Task brief » Below are records to be output exactly, every one of them.

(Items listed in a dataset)
"""

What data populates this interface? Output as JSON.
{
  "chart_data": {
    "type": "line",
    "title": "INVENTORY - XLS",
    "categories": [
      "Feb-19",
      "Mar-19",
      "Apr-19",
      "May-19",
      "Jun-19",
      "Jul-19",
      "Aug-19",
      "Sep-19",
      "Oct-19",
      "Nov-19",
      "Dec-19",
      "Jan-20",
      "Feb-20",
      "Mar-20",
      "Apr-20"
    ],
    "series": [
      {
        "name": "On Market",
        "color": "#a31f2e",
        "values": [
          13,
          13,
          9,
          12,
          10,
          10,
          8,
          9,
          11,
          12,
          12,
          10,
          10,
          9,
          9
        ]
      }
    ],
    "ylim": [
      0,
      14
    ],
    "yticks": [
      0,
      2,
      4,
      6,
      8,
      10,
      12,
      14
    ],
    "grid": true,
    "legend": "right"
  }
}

"""

Answer to the problem »
What data populates this interface? Output as JSON.
{
  "chart_data": {
    "type": "line",
    "title": "INVENTORY - XLS",
    "categories": [
      "Feb-19",
      "Mar-19",
      "Apr-19",
      "May-19",
      "Jun-19",
      "Jul-19",
      "Aug-19",
      "Sep-19",
      "Oct-19",
      "Nov-19",
      "Dec-19",
      "Jan-20",
      "Feb-20",
      "Mar-20",
      "Apr-20"
    ],
    "series": [
      {
        "name": "On Market",
        "color": "#a31f2e",
        "values": [
          13,
          13,
          9,
          12,
          10,
          10,
          8,
          9,
          11,
          12,
          12,
          10,
          10,
          9,
          9
        ]
      }
    ],
    "ylim": [
      0,
      14
    ],
    "yticks": [
      0,
      2,
      4,
      6,
      8,
      10,
      12,
      14
    ],
    "grid": true,
    "legend": "right"
  }
}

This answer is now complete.